GIVEN TASK: Copy every line of the data in which the word "screenshot" occurs.

THE RECORDS:
▬▬▬

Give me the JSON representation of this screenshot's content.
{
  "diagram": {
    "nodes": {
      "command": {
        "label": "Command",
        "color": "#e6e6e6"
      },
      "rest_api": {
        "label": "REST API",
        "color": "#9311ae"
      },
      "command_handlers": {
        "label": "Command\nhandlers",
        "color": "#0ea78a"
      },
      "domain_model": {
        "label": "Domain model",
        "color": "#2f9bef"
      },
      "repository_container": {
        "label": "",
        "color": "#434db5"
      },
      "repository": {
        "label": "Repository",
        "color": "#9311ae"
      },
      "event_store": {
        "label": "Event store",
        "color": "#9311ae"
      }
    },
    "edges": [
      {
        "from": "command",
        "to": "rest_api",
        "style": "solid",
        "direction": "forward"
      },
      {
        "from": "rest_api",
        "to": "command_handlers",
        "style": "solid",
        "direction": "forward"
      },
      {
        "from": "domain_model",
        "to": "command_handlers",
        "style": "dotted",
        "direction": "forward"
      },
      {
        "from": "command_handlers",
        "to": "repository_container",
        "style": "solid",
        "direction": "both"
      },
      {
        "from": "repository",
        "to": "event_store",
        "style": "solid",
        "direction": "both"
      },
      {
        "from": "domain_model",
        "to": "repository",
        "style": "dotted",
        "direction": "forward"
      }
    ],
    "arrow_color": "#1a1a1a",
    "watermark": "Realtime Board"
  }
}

▬▬▬

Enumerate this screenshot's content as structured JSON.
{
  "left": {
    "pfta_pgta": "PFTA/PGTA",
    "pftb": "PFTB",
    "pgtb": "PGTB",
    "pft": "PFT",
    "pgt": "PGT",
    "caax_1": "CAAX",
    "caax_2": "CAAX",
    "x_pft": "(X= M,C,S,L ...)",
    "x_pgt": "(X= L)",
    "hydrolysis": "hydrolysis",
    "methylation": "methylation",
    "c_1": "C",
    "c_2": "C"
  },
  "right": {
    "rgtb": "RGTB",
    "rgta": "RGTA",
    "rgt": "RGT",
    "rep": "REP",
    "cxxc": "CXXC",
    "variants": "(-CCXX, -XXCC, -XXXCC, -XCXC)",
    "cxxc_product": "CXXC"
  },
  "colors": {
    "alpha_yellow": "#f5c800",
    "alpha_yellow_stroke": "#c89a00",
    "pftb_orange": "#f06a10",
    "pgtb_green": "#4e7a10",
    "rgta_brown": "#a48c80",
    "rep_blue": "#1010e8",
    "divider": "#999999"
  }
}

▬▬▬

OUTPUT OF THE TASK:
Give me the JSON representation of this screenshot's content.
Enumerate this screenshot's content as structured JSON.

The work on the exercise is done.